**THE EXERCISE**
A single number is the answer here: how many lines of the entries contain "allowed"?

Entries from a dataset
* * * * * * * * *
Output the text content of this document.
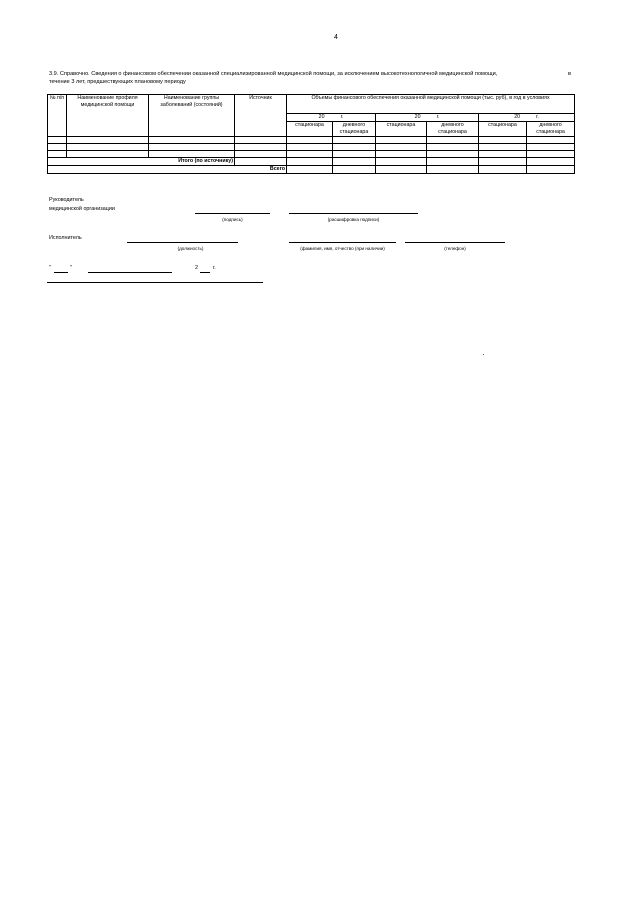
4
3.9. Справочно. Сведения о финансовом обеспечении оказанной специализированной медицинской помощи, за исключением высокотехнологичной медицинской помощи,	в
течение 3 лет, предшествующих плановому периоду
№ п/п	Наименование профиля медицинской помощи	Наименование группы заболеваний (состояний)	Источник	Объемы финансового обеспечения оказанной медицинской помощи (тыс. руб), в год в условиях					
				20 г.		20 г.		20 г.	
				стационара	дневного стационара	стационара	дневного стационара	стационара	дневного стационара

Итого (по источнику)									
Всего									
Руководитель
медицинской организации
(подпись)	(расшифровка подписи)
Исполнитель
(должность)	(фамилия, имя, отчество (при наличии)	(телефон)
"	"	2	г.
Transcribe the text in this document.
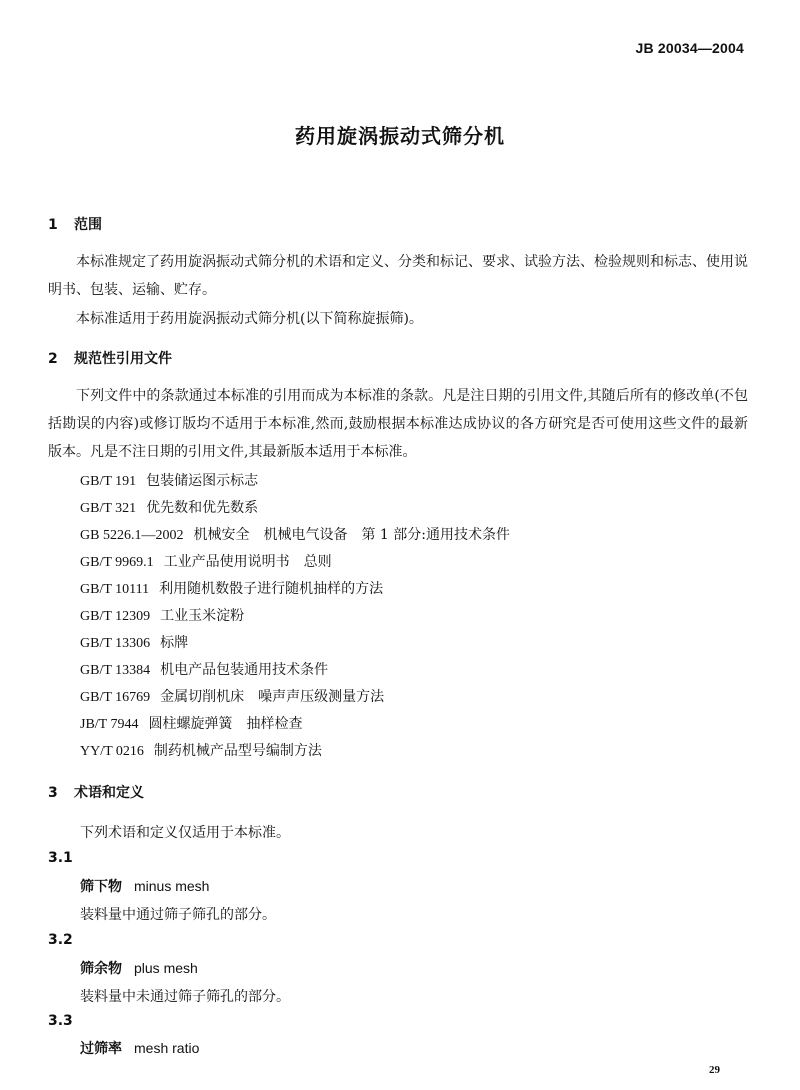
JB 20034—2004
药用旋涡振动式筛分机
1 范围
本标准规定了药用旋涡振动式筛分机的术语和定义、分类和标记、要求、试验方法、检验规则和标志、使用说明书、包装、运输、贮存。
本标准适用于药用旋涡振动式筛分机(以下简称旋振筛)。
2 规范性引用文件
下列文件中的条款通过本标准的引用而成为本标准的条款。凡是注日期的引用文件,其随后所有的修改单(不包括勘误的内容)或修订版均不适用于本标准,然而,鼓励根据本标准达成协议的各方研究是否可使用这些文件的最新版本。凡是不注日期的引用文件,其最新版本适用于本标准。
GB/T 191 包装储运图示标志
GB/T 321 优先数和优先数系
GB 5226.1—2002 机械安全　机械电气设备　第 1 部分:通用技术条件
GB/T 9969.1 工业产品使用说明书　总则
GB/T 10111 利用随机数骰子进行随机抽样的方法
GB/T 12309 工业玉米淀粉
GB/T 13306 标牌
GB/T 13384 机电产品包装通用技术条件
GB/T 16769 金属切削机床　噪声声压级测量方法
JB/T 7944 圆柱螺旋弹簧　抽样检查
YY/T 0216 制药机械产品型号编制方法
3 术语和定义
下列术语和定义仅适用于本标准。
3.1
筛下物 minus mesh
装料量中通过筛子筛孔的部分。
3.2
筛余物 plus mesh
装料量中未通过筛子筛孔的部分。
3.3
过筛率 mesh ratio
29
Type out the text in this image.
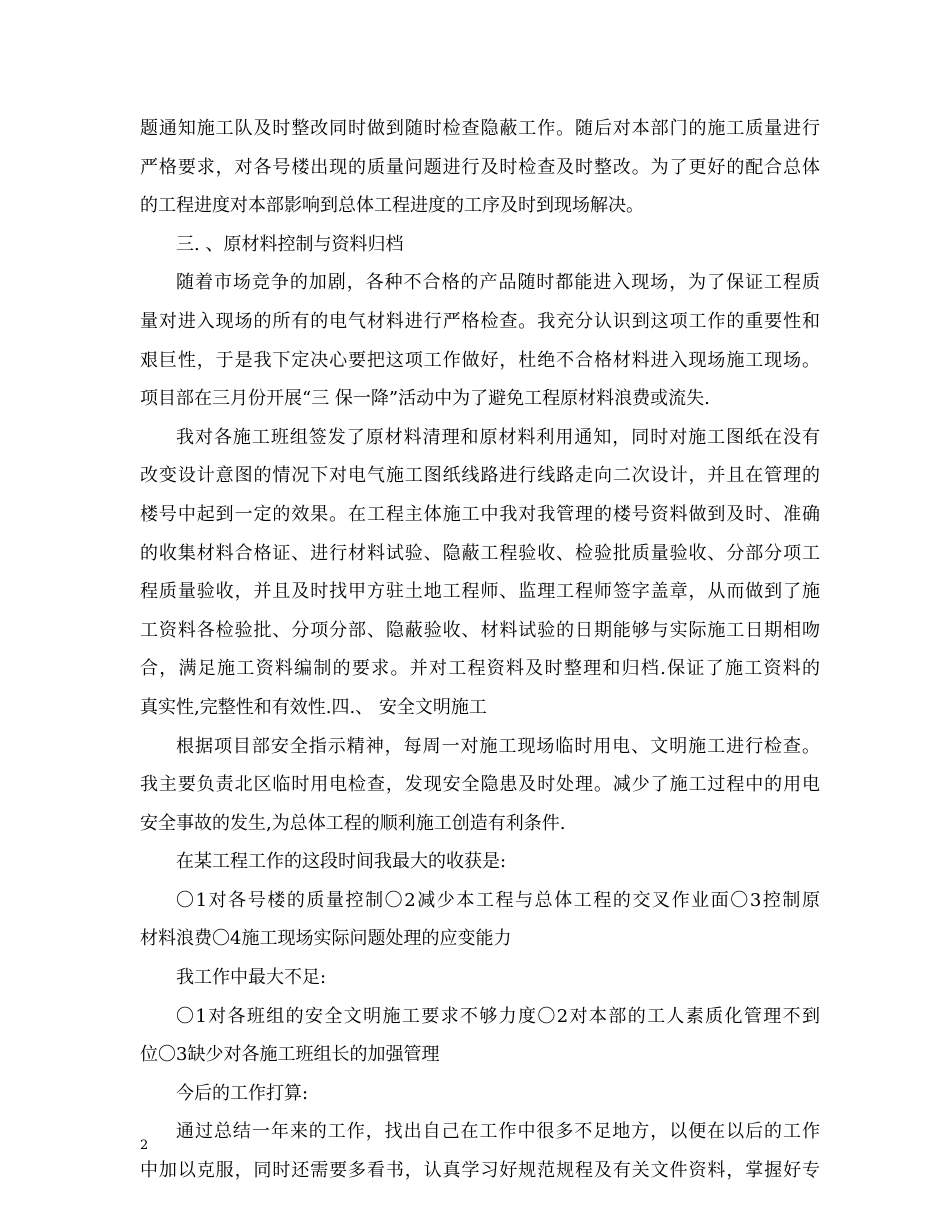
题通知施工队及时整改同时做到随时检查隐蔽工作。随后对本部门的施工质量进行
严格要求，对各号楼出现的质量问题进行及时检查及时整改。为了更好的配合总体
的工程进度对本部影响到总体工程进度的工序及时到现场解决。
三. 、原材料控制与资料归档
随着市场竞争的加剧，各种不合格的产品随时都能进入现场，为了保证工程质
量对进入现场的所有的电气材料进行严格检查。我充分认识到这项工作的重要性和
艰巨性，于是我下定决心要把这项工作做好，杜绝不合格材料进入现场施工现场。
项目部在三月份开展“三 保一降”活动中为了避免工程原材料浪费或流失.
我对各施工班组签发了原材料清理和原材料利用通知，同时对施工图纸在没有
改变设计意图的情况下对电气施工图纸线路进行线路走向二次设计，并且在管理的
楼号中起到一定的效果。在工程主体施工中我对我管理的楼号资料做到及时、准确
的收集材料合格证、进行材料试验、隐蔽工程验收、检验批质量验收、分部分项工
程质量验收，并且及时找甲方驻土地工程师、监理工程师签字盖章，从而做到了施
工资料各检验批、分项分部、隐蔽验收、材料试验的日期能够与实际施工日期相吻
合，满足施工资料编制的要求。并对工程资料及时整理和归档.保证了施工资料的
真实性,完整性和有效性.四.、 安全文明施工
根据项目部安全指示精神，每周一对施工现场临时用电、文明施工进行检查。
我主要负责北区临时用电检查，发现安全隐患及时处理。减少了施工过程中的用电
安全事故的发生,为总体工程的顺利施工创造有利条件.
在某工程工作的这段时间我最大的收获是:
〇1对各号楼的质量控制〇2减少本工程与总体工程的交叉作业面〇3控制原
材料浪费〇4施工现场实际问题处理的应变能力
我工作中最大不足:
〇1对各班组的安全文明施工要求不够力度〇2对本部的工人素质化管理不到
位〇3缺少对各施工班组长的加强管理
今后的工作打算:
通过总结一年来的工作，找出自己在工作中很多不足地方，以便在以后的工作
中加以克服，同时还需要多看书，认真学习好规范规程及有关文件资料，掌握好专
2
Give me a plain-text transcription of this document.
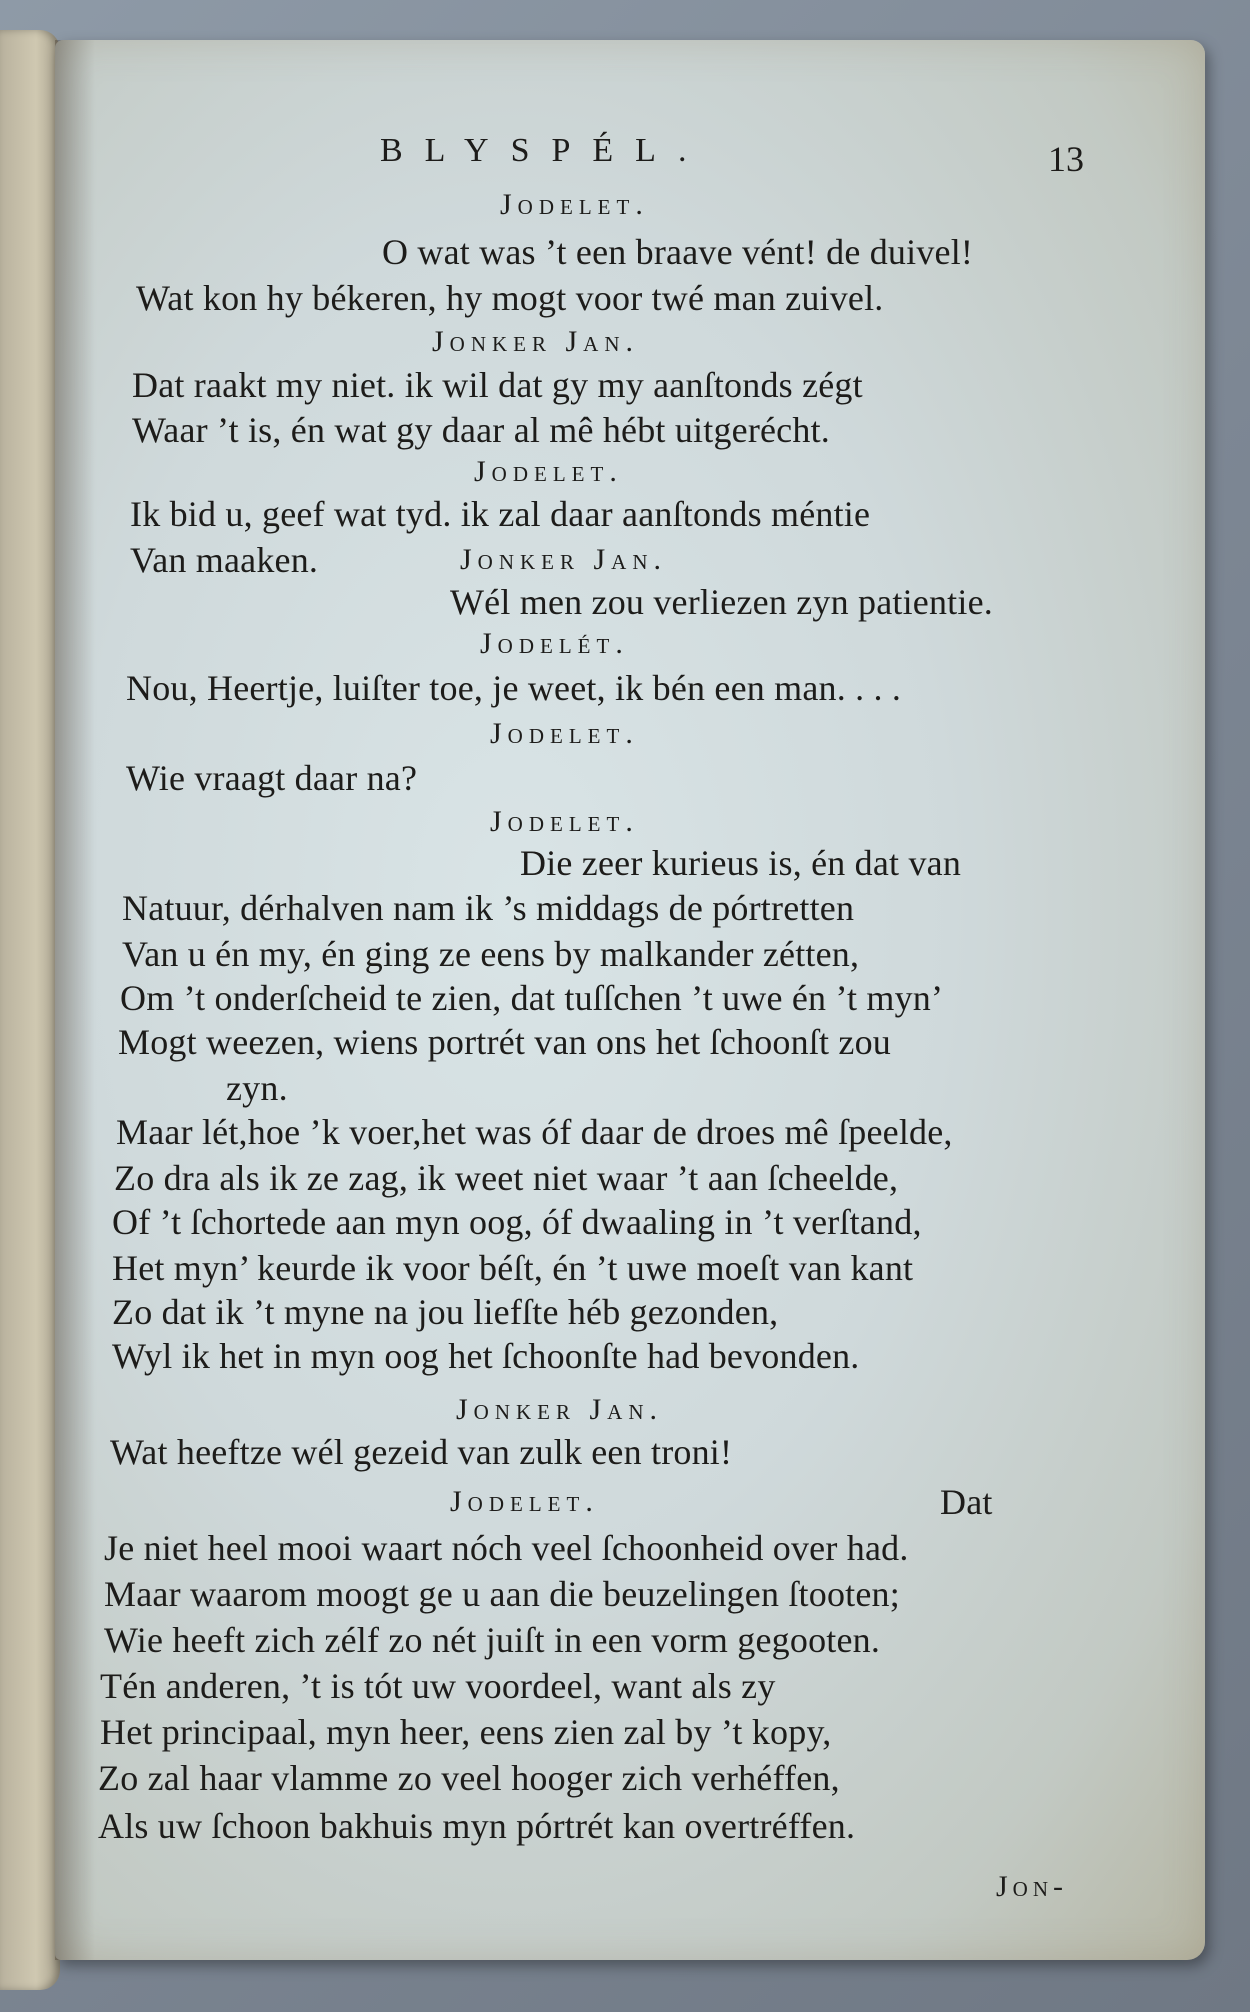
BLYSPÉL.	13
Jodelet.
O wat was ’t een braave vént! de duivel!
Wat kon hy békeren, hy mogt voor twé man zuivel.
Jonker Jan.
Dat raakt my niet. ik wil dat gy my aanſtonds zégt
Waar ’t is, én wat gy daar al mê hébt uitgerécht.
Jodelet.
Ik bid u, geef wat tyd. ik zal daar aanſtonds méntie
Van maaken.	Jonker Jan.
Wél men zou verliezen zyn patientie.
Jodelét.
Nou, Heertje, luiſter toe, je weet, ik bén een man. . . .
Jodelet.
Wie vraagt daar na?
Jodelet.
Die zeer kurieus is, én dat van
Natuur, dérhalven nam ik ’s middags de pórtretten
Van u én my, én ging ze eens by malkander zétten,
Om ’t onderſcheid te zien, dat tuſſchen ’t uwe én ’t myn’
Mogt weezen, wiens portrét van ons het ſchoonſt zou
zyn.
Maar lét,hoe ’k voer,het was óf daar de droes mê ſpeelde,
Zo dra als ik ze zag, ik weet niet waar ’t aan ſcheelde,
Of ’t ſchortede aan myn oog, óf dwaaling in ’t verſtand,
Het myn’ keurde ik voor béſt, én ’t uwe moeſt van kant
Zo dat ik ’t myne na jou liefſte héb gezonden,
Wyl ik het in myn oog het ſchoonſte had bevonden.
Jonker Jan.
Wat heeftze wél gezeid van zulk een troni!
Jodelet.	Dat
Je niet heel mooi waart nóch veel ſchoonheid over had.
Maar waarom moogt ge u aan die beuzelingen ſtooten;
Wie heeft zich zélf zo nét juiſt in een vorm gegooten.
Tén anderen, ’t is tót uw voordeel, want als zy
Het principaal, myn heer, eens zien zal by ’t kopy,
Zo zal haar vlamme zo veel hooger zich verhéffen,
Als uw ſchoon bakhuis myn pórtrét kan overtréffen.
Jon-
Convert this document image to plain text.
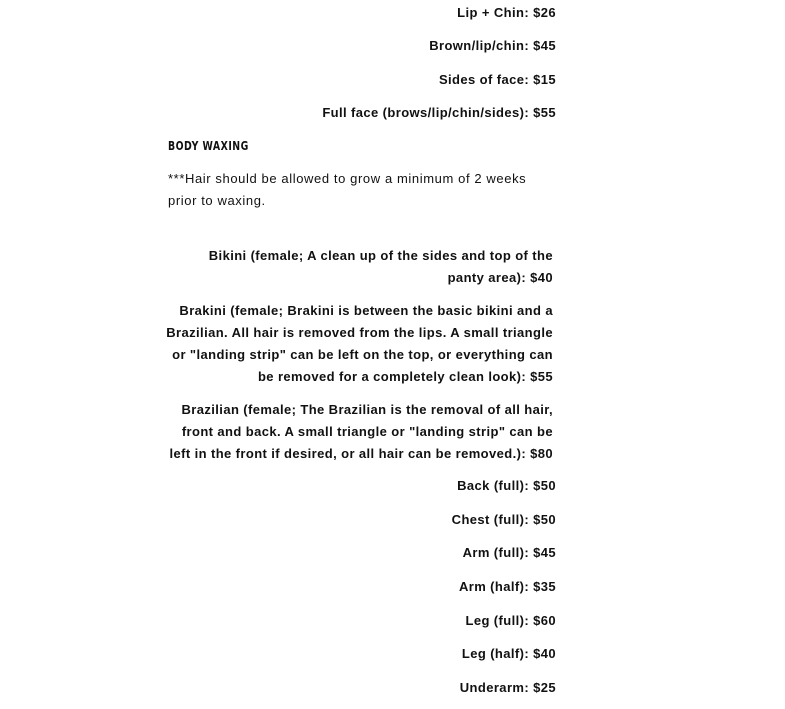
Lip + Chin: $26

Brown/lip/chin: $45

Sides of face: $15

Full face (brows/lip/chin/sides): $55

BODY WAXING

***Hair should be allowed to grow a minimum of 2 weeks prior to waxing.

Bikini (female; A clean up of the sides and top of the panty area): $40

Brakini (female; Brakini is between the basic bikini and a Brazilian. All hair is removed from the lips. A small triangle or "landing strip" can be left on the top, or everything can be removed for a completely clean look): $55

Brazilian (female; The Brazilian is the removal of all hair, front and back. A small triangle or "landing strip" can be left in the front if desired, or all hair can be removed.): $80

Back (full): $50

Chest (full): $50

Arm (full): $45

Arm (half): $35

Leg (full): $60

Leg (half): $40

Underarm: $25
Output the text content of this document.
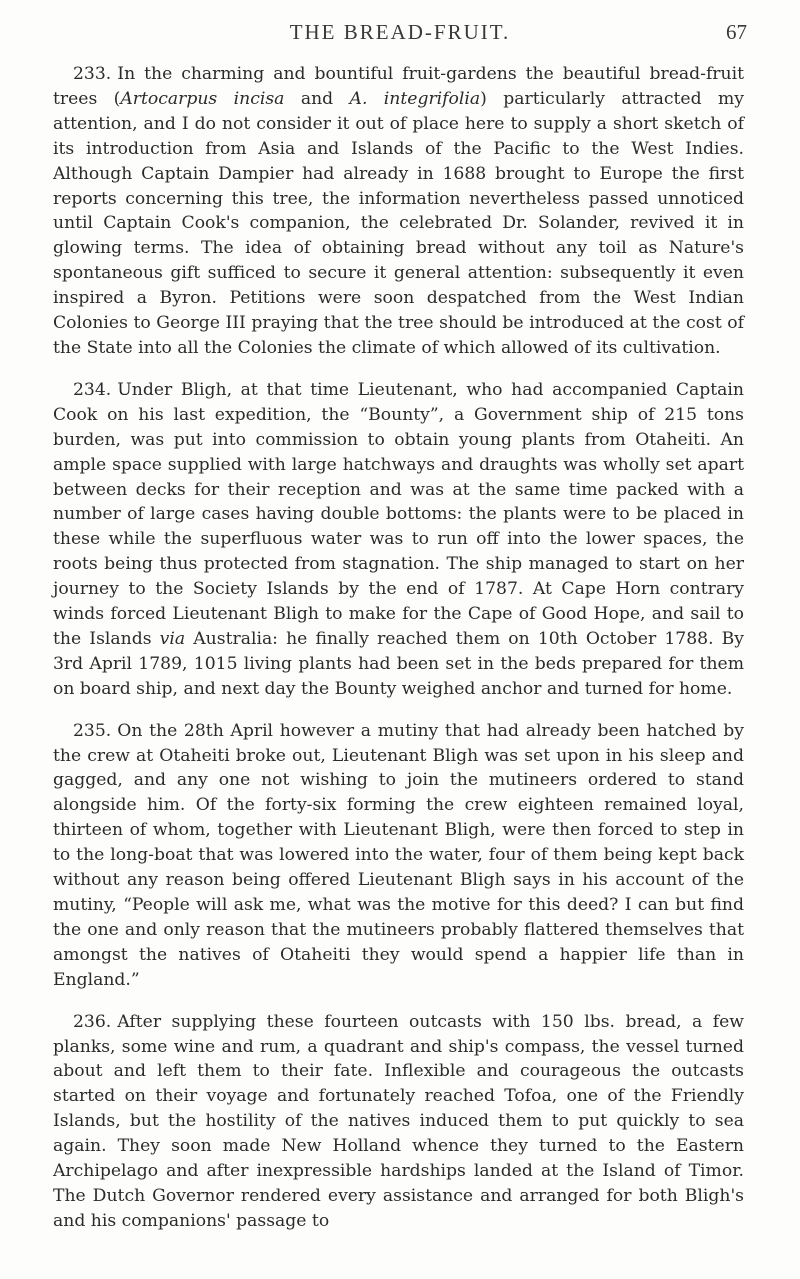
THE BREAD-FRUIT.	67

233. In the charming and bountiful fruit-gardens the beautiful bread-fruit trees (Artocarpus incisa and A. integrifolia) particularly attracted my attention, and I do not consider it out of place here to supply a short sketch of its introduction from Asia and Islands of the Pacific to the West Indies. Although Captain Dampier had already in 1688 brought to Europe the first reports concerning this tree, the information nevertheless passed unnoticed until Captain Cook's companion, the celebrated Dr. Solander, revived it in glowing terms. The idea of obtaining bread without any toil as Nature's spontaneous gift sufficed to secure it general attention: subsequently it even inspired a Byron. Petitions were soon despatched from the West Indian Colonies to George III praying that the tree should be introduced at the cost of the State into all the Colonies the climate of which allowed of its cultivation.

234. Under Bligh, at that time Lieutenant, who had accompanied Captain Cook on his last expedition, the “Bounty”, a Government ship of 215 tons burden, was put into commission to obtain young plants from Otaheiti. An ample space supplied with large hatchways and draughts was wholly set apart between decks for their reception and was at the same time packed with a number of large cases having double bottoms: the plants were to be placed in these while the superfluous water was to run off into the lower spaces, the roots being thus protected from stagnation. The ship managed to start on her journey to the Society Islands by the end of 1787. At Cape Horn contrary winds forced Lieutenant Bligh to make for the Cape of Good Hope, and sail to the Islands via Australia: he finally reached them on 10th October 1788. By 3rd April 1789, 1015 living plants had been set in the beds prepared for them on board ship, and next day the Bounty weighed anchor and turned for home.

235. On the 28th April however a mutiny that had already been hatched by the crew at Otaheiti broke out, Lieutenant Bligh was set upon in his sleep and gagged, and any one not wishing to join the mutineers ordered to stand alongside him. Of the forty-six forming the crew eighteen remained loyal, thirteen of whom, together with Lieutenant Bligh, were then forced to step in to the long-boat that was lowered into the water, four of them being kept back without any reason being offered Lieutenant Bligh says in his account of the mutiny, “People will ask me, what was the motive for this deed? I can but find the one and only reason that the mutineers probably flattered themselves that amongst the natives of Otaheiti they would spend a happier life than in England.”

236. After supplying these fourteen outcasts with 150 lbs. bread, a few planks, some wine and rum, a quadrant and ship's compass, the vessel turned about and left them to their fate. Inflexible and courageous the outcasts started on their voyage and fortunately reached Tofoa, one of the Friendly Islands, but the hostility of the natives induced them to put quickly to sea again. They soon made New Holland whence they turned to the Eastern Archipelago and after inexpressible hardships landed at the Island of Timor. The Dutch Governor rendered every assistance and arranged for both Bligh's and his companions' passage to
* * * * * * * * *
**EXERCISE RESULT**
2